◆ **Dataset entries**
########################################

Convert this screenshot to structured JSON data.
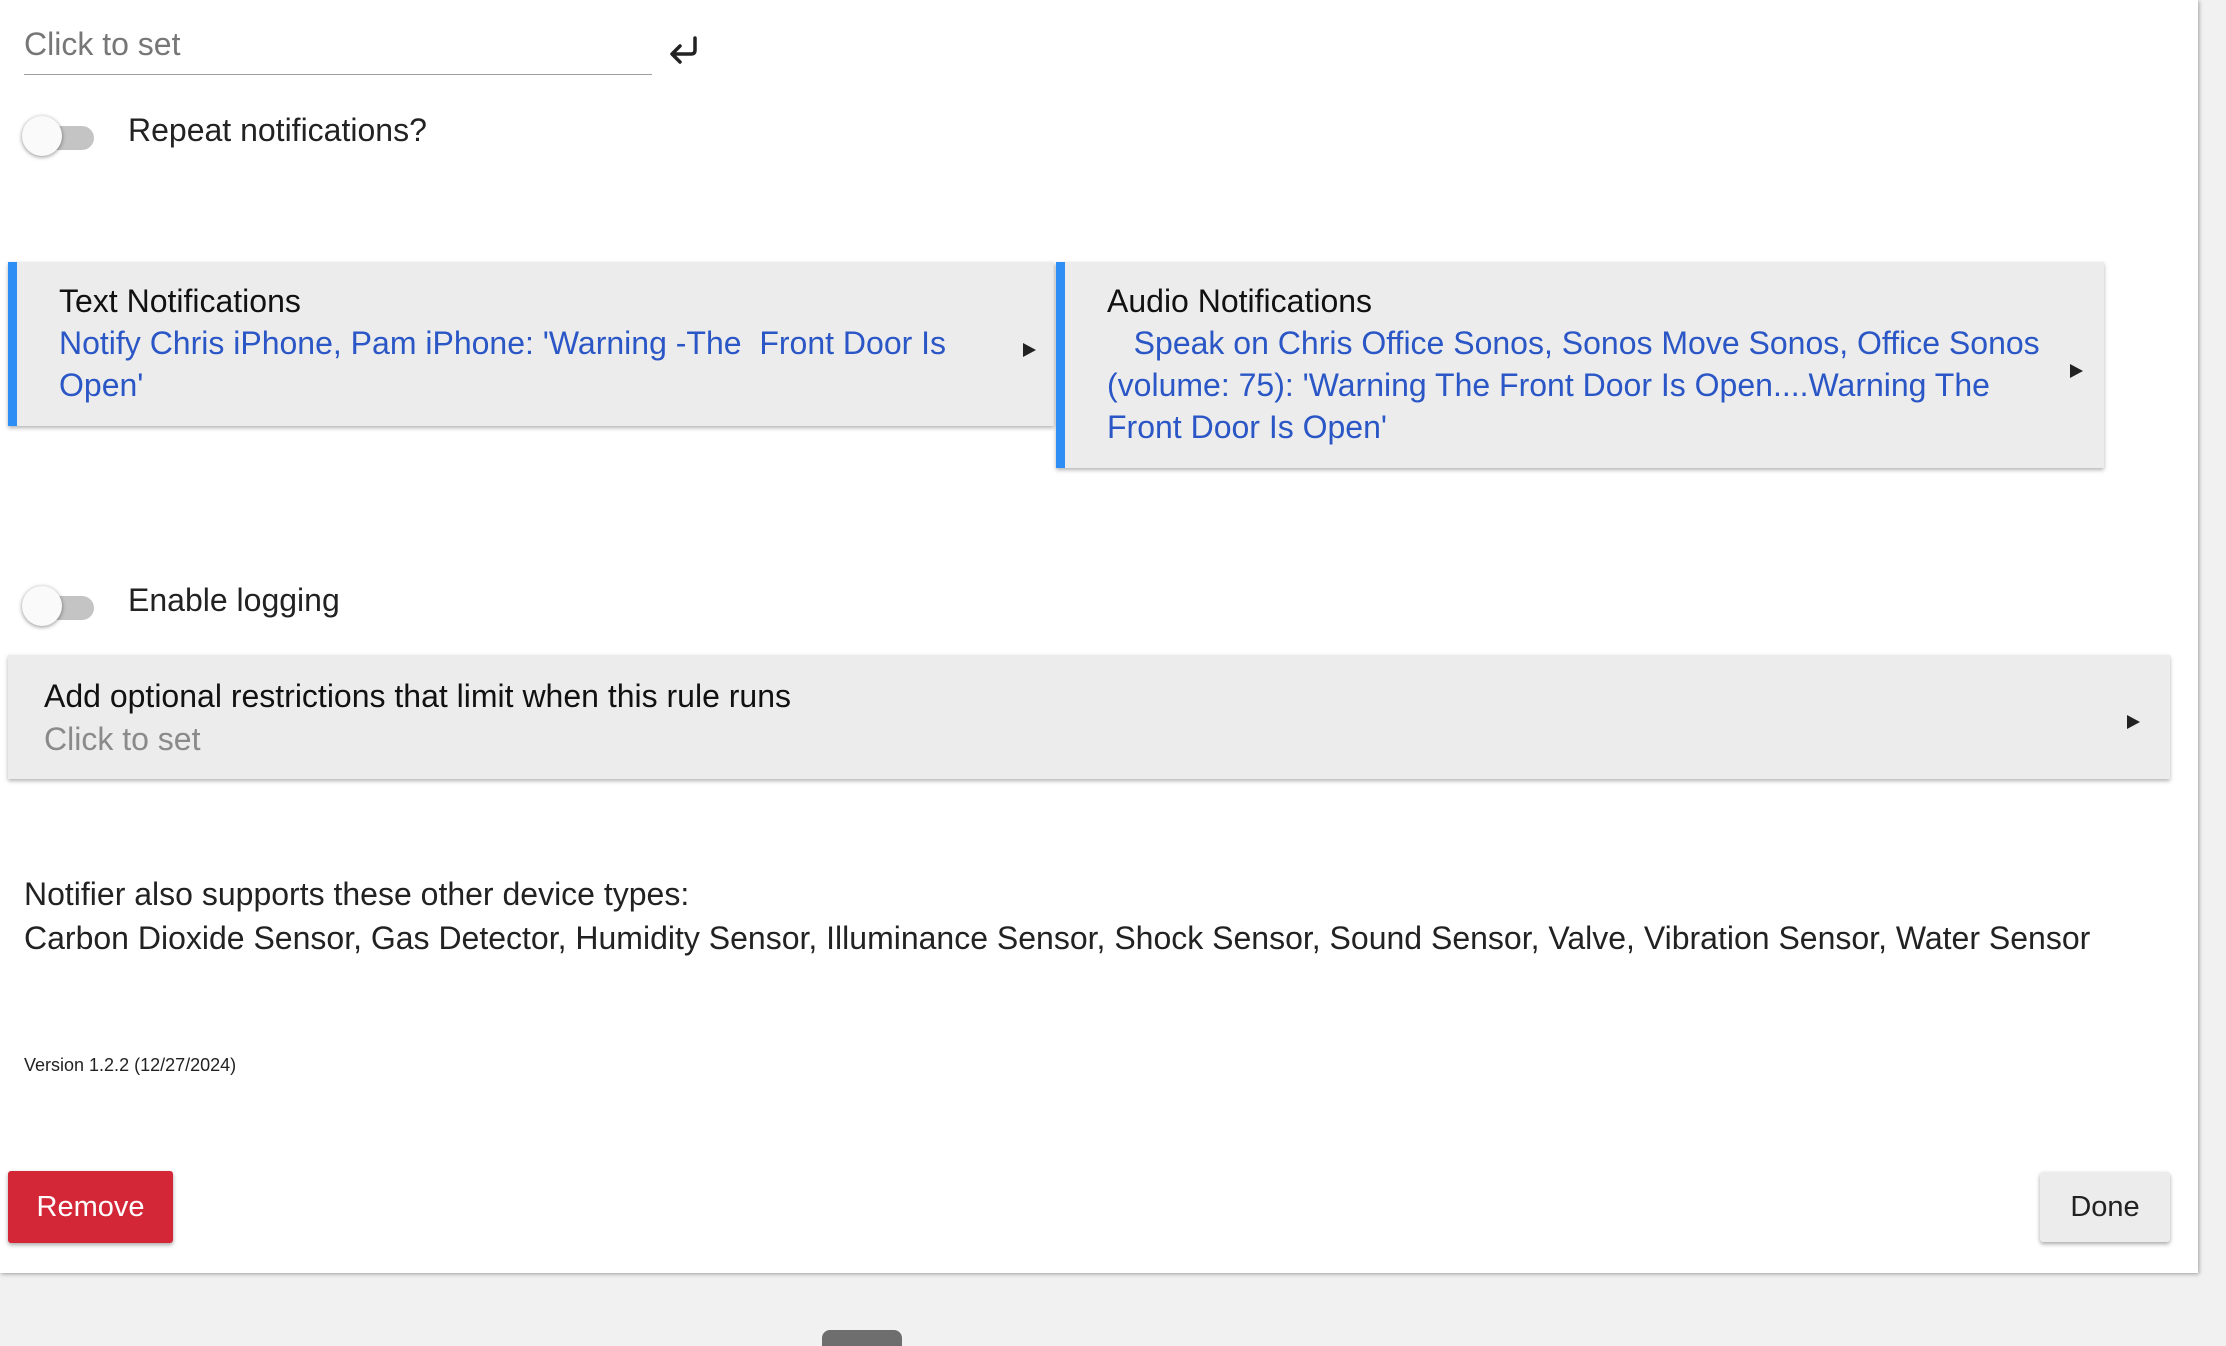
{
  "top_input": {
    "placeholder": "Click to set",
    "value": "",
    "enter_icon": "enter-return-icon"
  },
  "repeat_notifications": {
    "label": "Repeat notifications?",
    "on": false
  },
  "cards": [
    {
      "title": "Text Notifications",
      "description": "Notify Chris iPhone, Pam iPhone: 'Warning -The  Front Door Is Open'",
      "icon": "arrow-right-icon"
    },
    {
      "title": "Audio Notifications",
      "description": "   Speak on Chris Office Sonos, Sonos Move Sonos, Office Sonos (volume: 75): 'Warning The Front Door Is Open....Warning The Front Door Is Open'",
      "icon": "arrow-right-icon"
    }
  ],
  "enable_logging": {
    "label": "Enable logging",
    "on": false
  },
  "restrictions": {
    "title": "Add optional restrictions that limit when this rule runs",
    "subtitle": "Click to set",
    "icon": "arrow-right-icon"
  },
  "supports": {
    "heading": "Notifier also supports these other device types:",
    "list": "Carbon Dioxide Sensor, Gas Detector, Humidity Sensor, Illuminance Sensor, Shock Sensor, Sound Sensor, Valve, Vibration Sensor, Water Sensor"
  },
  "version": "Version 1.2.2 (12/27/2024)",
  "buttons": {
    "remove": "Remove",
    "done": "Done"
  },
  "colors": {
    "card_accent": "#2f8ef5",
    "link_text": "#2a56c6",
    "remove_button": "#d32738"
  }
}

########################################

◆ **What the task requires**
Copy out every line of the material above exactly, skipping the pictures.

◆ **Expected output**
Convert this screenshot to structured JSON data.
{
  "top_input": {
    "placeholder": "Click to set",
    "value": "",
    "enter_icon": "enter-return-icon"
  },
  "repeat_notifications": {
    "label": "Repeat notifications?",
    "on": false
  },
  "cards": [
    {
      "title": "Text Notifications",
      "description": "Notify Chris iPhone, Pam iPhone: 'Warning -The  Front Door Is Open'",
      "icon": "arrow-right-icon"
    },
    {
      "title": "Audio Notifications",
      "description": "   Speak on Chris Office Sonos, Sonos Move Sonos, Office Sonos (volume: 75): 'Warning The Front Door Is Open....Warning The Front Door Is Open'",
      "icon": "arrow-right-icon"
    }
  ],
  "enable_logging": {
    "label": "Enable logging",
    "on": false
  },
  "restrictions": {
    "title": "Add optional restrictions that limit when this rule runs",
    "subtitle": "Click to set",
    "icon": "arrow-right-icon"
  },
  "supports": {
    "heading": "Notifier also supports these other device types:",
    "list": "Carbon Dioxide Sensor, Gas Detector, Humidity Sensor, Illuminance Sensor, Shock Sensor, Sound Sensor, Valve, Vibration Sensor, Water Sensor"
  },
  "version": "Version 1.2.2 (12/27/2024)",
  "buttons": {
    "remove": "Remove",
    "done": "Done"
  },
  "colors": {
    "card_accent": "#2f8ef5",
    "link_text": "#2a56c6",
    "remove_button": "#d32738"
  }
}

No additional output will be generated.